┌──

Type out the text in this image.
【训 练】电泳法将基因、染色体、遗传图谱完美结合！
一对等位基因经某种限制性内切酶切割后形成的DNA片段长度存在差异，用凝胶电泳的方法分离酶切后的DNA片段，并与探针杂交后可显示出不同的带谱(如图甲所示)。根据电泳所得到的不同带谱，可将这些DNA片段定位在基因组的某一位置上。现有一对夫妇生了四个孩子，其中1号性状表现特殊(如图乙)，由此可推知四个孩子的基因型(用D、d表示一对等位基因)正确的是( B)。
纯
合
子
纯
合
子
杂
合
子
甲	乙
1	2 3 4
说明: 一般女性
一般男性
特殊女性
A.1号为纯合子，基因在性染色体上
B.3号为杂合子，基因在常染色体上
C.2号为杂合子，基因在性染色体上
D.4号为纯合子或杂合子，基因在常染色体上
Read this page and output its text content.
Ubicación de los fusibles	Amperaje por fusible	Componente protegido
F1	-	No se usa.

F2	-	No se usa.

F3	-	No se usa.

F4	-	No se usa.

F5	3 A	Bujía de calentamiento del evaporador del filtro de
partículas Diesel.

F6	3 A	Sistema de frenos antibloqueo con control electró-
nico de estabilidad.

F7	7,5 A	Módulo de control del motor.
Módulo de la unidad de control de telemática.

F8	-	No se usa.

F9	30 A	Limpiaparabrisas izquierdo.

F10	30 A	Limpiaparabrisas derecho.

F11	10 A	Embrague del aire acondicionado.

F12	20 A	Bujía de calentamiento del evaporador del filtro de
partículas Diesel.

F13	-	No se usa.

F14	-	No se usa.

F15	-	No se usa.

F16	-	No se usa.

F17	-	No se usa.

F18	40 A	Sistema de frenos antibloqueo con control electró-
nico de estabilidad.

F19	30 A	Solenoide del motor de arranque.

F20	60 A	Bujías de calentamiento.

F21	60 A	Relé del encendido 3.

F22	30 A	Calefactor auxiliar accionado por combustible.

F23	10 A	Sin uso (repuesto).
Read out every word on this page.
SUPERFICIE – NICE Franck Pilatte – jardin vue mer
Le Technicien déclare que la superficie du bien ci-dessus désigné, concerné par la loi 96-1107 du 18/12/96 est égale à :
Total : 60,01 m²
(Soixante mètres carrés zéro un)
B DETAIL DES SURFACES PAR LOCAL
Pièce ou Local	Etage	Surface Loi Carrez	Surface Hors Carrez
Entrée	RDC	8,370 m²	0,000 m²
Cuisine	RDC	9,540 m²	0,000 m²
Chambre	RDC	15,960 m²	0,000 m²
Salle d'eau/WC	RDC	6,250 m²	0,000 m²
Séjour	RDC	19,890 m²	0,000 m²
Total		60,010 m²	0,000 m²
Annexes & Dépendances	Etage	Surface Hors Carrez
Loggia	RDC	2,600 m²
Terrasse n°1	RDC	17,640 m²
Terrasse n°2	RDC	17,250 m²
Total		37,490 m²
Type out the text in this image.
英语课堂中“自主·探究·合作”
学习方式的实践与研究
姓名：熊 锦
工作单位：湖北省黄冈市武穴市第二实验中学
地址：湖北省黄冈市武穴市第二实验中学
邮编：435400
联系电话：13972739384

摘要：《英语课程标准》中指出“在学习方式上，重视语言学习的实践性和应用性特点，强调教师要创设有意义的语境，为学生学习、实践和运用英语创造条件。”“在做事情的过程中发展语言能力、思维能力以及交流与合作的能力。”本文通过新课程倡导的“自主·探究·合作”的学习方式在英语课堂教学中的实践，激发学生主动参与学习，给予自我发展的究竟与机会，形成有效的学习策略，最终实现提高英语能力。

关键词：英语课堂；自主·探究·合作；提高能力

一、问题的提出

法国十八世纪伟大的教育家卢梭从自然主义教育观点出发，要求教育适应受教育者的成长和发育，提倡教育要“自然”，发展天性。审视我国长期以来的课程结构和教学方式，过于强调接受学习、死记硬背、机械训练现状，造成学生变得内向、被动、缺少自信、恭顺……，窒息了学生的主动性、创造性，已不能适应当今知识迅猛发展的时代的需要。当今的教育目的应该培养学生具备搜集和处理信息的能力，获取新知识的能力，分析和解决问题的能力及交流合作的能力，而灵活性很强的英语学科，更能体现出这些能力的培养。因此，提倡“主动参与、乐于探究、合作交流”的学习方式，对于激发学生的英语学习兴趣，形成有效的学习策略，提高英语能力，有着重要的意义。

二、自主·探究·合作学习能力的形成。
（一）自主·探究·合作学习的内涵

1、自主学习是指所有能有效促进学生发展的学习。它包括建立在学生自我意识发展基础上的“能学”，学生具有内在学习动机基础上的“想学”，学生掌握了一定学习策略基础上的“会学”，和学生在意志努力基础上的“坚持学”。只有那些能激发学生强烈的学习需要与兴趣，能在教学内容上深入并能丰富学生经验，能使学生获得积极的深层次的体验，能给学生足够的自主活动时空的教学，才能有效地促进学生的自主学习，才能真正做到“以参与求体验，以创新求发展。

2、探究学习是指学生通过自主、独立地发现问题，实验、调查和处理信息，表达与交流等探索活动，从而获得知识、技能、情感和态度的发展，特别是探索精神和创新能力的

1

└──

Of all the lines above, how many contain the word "antibloqueo"? Answer with only the number.

2